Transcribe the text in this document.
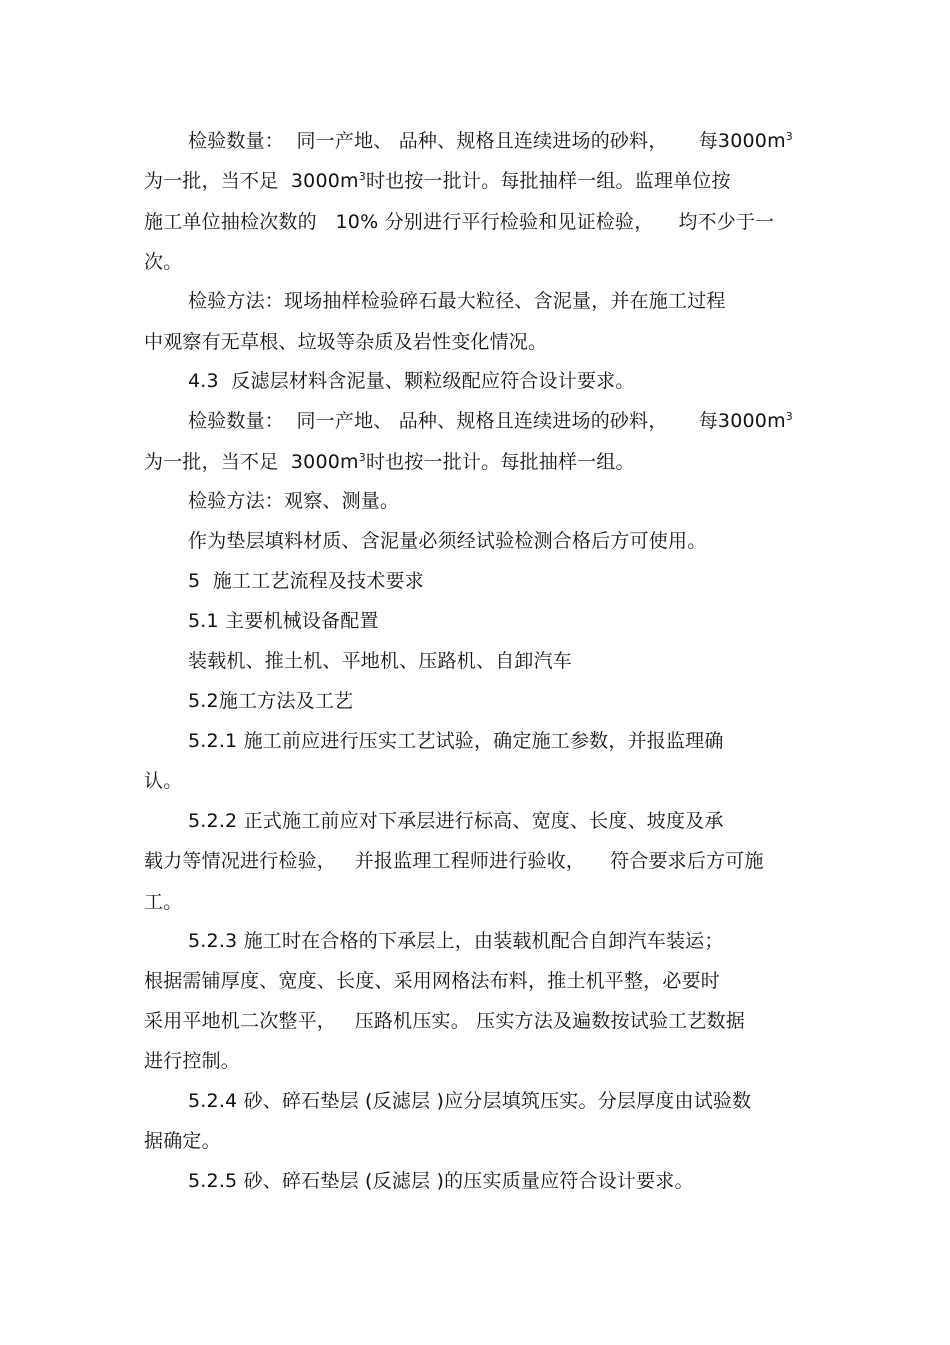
检验数量：  同一产地、 品种、规格且连续进场的砂料，     每$3000m^3$
为一批，当不足  $3000m^3$时也按一批计。每批抽样一组。监理单位按
施工单位抽检次数的   10% 分别进行平行检验和见证检验，    均不少于一
次。
检验方法：现场抽样检验碎石最大粒径、含泥量，并在施工过程
中观察有无草根、垃圾等杂质及岩性变化情况。
4.3  反滤层材料含泥量、颗粒级配应符合设计要求。
检验数量：  同一产地、 品种、规格且连续进场的砂料，     每$3000m^3$
为一批，当不足  $3000m^3$时也按一批计。每批抽样一组。
检验方法：观察、测量。
作为垫层填料材质、含泥量必须经试验检测合格后方可使用。
5  施工工艺流程及技术要求
5.1 主要机械设备配置
装载机、推土机、平地机、压路机、自卸汽车
5.2施工方法及工艺
5.2.1 施工前应进行压实工艺试验，确定施工参数，并报监理确
认。
5.2.2 正式施工前应对下承层进行标高、宽度、长度、坡度及承
载力等情况进行检验，   并报监理工程师进行验收，    符合要求后方可施
工。
5.2.3 施工时在合格的下承层上，由装载机配合自卸汽车装运；
根据需铺厚度、宽度、长度、采用网格法布料，推土机平整，必要时
采用平地机二次整平，   压路机压实。 压实方法及遍数按试验工艺数据
进行控制。
5.2.4 砂、碎石垫层 (反滤层 )应分层填筑压实。分层厚度由试验数
据确定。
5.2.5 砂、碎石垫层 (反滤层 )的压实质量应符合设计要求。
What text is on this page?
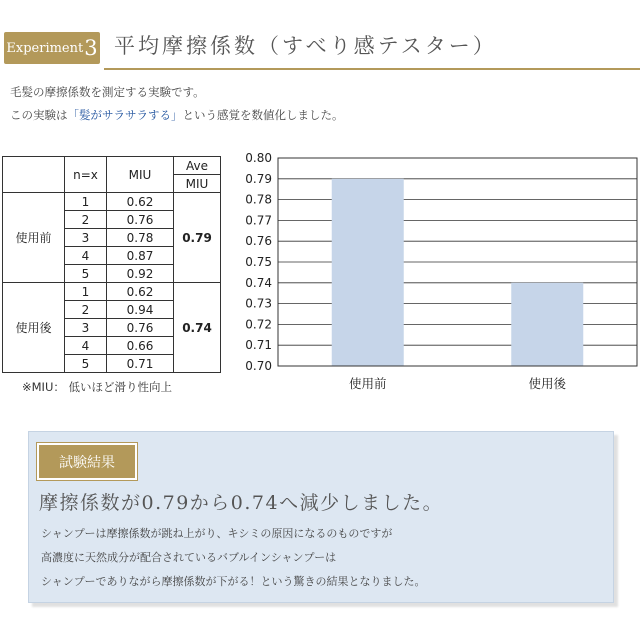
Experiment 3 平均摩擦係数（すべり感テスター）
毛髪の摩擦係数を測定する実験です。
この実験は「髪がサラサラする」という感覚を数値化しました。
	n=x	MIU	Ave
			MIU
使用前	1	0.62	0.79
	2	0.76	
	3	0.78	
	4	0.87	
	5	0.92	
使用後	1	0.62	0.74
	2	0.94	
	3	0.76	
	4	0.66	
	5	0.71	
※MIU： 低いほど滑り性向上
0.80
0.79
0.78
0.77
0.76
0.75
0.74
0.73
0.72
0.71
0.70
使用前	使用後
試験結果
摩擦係数が0.79から0.74へ減少しました。
シャンプーは摩擦係数が跳ね上がり、キシミの原因になるのものですが
高濃度に天然成分が配合されているバブルインシャンプーは
シャンプーでありながら摩擦係数が下がる！という驚きの結果となりました。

##############################

◆ **WHAT IS EXPECTED**: Set each line of the records down exactly, leaving every picture out.

◆ **TASK SOLUTION**:
Transcribe the text in this document.
检验数量：  同一产地、 品种、规格且连续进场的砂料，     每$3000m^3$
为一批，当不足  $3000m^3$时也按一批计。每批抽样一组。监理单位按
施工单位抽检次数的   10% 分别进行平行检验和见证检验，    均不少于一
次。
检验方法：现场抽样检验碎石最大粒径、含泥量，并在施工过程
中观察有无草根、垃圾等杂质及岩性变化情况。
4.3  反滤层材料含泥量、颗粒级配应符合设计要求。
检验数量：  同一产地、 品种、规格且连续进场的砂料，     每$3000m^3$
为一批，当不足  $3000m^3$时也按一批计。每批抽样一组。
检验方法：观察、测量。
作为垫层填料材质、含泥量必须经试验检测合格后方可使用。
5  施工工艺流程及技术要求
5.1 主要机械设备配置
装载机、推土机、平地机、压路机、自卸汽车
5.2施工方法及工艺
5.2.1 施工前应进行压实工艺试验，确定施工参数，并报监理确
认。
5.2.2 正式施工前应对下承层进行标高、宽度、长度、坡度及承
载力等情况进行检验，   并报监理工程师进行验收，    符合要求后方可施
工。
5.2.3 施工时在合格的下承层上，由装载机配合自卸汽车装运；
根据需铺厚度、宽度、长度、采用网格法布料，推土机平整，必要时
采用平地机二次整平，   压路机压实。 压实方法及遍数按试验工艺数据
进行控制。
5.2.4 砂、碎石垫层 (反滤层 )应分层填筑压实。分层厚度由试验数
据确定。
5.2.5 砂、碎石垫层 (反滤层 )的压实质量应符合设计要求。
What text is on this page?
Experiment 3 平均摩擦係数（すべり感テスター）
毛髪の摩擦係数を測定する実験です。
この実験は「髪がサラサラする」という感覚を数値化しました。
	n=x	MIU	Ave
			MIU
使用前	1	0.62	0.79
	2	0.76	
	3	0.78	
	4	0.87	
	5	0.92	
使用後	1	0.62	0.74
	2	0.94	
	3	0.76	
	4	0.66	
	5	0.71	
※MIU： 低いほど滑り性向上
0.80
0.79
0.78
0.77
0.76
0.75
0.74
0.73
0.72
0.71
0.70
使用前	使用後
試験結果
摩擦係数が0.79から0.74へ減少しました。
シャンプーは摩擦係数が跳ね上がり、キシミの原因になるのものですが
高濃度に天然成分が配合されているバブルインシャンプーは
シャンプーでありながら摩擦係数が下がる！という驚きの結果となりました。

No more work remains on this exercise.